[Given request] Narrow the data below down to the lines containing "screenshot".

[Supplied records]
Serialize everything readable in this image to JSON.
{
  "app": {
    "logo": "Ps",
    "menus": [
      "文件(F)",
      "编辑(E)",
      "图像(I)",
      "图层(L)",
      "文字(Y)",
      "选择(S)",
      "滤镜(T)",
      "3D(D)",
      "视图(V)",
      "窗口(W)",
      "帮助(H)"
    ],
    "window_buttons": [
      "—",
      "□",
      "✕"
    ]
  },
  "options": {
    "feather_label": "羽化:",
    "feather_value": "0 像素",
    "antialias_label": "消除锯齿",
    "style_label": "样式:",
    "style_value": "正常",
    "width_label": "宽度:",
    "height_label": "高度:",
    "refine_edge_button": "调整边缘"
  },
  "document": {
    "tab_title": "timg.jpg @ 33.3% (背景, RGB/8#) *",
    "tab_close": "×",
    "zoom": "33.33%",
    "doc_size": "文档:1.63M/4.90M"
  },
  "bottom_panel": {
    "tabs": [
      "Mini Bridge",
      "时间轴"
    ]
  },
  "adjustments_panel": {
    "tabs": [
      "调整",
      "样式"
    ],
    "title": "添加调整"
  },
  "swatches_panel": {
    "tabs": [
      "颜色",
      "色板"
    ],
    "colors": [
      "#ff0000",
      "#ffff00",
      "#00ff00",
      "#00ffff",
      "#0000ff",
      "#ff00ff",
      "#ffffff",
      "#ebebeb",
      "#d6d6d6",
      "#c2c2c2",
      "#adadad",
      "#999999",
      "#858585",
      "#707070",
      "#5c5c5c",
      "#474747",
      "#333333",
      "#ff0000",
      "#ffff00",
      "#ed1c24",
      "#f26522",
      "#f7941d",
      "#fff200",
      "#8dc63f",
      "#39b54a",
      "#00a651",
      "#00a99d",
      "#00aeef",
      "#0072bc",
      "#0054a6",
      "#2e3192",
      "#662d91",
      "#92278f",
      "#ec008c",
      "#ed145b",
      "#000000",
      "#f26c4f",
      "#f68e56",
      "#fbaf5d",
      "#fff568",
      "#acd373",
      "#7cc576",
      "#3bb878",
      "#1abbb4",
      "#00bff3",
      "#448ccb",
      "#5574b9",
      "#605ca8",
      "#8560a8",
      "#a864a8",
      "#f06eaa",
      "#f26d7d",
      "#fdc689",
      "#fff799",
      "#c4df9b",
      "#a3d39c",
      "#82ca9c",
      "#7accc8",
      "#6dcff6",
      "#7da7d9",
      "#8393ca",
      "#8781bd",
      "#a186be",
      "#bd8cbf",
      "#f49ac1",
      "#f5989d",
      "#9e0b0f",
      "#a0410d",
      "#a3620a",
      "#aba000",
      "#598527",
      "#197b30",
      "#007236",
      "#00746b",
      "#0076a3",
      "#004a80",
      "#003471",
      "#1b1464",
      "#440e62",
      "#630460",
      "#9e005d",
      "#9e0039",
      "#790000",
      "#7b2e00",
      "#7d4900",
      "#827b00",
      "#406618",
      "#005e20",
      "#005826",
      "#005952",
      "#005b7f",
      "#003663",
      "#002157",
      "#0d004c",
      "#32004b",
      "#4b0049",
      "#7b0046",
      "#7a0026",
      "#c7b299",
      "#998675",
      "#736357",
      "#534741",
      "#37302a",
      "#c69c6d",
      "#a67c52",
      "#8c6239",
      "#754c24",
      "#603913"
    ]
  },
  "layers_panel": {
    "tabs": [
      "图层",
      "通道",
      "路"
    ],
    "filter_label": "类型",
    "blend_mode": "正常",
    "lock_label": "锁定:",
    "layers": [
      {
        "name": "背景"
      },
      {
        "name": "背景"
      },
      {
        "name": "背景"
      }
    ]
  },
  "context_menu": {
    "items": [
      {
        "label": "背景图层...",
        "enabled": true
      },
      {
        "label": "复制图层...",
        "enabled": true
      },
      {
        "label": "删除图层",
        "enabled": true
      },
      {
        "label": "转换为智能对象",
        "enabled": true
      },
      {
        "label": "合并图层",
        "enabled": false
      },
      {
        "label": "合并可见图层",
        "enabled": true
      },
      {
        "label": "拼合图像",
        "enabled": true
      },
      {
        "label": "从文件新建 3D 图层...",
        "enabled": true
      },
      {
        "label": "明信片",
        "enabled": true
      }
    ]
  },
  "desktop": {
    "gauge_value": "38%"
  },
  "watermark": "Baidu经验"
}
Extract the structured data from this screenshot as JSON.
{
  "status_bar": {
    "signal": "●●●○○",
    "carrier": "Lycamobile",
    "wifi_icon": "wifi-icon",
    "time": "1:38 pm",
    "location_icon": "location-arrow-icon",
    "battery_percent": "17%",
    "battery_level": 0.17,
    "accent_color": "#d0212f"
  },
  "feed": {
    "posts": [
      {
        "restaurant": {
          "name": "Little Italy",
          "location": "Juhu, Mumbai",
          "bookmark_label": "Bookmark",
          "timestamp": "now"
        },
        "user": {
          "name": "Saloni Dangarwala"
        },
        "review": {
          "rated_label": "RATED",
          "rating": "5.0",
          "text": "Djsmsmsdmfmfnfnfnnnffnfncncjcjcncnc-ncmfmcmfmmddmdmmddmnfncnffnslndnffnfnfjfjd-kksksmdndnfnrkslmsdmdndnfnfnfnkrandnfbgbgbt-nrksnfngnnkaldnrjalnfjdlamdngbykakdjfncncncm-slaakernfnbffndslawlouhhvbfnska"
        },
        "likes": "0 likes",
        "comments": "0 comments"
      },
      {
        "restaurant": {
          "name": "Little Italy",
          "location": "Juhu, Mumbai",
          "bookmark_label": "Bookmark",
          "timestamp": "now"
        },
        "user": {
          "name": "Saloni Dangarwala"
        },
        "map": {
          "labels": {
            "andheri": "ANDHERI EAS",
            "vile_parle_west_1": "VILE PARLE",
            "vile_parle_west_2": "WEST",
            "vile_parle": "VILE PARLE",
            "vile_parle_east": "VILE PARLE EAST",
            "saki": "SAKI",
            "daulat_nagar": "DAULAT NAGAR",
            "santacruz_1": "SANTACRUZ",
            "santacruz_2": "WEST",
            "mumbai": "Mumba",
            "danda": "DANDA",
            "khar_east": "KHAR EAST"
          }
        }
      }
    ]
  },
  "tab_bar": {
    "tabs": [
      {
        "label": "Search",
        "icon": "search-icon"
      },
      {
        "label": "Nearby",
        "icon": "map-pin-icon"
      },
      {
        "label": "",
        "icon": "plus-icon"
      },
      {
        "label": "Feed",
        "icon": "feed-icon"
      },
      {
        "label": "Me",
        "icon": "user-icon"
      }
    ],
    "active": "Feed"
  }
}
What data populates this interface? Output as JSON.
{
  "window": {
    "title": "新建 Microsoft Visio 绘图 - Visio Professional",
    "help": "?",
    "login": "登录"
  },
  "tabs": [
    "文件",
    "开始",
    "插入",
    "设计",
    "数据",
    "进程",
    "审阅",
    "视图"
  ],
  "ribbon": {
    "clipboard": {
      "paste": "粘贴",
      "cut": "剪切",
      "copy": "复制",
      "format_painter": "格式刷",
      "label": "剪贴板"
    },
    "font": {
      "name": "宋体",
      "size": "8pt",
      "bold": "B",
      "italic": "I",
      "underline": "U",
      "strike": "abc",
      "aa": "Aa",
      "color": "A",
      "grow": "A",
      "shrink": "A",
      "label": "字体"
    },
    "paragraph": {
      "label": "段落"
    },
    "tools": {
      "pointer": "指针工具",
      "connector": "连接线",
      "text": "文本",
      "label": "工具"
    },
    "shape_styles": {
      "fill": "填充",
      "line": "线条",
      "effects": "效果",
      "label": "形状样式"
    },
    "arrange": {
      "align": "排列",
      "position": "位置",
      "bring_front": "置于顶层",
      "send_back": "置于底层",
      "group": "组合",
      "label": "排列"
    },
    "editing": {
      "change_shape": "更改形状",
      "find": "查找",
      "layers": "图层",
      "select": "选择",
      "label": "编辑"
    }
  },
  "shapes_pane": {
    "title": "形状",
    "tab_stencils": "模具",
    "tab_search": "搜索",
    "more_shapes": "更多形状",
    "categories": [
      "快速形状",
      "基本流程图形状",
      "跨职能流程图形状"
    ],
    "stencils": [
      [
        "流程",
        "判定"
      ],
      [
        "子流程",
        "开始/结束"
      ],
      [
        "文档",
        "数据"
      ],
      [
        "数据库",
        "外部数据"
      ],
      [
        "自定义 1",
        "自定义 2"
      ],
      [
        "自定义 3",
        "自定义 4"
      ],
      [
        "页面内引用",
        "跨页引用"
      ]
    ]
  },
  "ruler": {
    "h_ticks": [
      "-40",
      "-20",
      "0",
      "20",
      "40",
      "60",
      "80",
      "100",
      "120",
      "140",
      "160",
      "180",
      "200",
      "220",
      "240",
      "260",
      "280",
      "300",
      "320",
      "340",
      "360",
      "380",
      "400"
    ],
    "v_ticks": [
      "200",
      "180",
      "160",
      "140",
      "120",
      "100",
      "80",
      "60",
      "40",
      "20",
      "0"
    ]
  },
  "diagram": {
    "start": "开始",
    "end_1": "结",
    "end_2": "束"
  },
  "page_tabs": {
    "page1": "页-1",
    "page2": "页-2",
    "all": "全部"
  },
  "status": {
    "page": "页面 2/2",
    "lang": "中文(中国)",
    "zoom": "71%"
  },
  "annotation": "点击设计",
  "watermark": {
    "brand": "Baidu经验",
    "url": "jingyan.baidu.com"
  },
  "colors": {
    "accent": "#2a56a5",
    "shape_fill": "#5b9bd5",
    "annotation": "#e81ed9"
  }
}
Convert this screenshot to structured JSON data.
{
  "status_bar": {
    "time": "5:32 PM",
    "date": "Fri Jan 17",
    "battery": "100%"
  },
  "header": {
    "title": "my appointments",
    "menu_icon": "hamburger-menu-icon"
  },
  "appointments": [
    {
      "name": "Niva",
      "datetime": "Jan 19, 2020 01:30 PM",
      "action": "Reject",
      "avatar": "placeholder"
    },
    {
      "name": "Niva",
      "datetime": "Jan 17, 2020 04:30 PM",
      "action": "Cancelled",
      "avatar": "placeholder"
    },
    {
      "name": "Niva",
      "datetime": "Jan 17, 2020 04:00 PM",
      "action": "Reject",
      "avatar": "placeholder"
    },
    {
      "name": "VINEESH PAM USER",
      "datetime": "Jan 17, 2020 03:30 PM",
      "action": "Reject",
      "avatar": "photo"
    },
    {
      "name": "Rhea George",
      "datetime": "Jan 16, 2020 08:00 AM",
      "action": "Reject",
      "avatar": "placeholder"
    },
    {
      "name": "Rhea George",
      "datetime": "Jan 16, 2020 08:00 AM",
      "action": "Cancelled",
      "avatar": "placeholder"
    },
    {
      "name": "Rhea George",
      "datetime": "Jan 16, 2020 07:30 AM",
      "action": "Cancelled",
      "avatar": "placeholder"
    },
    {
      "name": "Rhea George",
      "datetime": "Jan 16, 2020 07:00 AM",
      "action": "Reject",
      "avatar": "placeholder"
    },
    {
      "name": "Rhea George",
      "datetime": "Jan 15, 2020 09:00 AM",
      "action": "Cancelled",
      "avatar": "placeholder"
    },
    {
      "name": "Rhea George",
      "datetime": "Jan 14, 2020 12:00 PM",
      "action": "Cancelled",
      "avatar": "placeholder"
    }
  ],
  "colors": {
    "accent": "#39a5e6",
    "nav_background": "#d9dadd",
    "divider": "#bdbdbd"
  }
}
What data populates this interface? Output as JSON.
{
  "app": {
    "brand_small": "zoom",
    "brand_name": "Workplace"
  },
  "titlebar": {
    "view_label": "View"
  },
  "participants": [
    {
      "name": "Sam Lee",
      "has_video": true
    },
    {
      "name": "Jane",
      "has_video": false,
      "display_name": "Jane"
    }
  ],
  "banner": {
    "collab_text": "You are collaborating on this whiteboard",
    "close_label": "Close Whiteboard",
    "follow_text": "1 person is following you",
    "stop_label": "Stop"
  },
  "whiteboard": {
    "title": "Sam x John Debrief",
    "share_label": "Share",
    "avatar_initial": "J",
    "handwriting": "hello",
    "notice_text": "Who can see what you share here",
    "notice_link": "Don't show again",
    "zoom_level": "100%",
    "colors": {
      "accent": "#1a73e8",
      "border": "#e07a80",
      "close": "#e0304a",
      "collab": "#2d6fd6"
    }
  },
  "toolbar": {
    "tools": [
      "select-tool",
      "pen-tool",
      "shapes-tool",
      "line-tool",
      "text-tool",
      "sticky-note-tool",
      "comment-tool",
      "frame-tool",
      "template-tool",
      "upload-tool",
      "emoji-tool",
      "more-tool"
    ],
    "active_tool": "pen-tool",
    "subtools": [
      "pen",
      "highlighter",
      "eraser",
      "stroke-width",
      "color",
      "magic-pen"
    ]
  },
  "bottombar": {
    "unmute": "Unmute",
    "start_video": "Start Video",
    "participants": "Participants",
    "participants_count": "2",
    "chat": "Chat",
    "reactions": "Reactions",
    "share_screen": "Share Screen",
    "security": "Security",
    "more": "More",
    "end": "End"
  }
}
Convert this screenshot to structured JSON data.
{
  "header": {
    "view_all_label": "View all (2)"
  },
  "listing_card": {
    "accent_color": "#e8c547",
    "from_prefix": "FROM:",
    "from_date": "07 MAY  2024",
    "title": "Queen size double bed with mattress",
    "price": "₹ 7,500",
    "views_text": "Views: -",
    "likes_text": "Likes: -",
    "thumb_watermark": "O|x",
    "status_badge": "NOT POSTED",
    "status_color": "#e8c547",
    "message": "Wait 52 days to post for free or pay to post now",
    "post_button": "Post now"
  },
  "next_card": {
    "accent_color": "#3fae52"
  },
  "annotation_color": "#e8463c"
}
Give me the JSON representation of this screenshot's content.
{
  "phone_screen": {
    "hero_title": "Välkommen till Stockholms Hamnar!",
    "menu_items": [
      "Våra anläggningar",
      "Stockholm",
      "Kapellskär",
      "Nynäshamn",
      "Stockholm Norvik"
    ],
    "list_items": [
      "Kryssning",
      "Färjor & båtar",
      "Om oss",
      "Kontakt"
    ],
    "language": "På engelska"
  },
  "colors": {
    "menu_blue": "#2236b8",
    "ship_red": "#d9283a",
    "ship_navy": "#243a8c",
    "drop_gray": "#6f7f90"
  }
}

[Answer in full]
Extract the structured data from this screenshot as JSON.
Convert this screenshot to structured JSON data.
Convert this screenshot to structured JSON data.
Give me the JSON representation of this screenshot's content.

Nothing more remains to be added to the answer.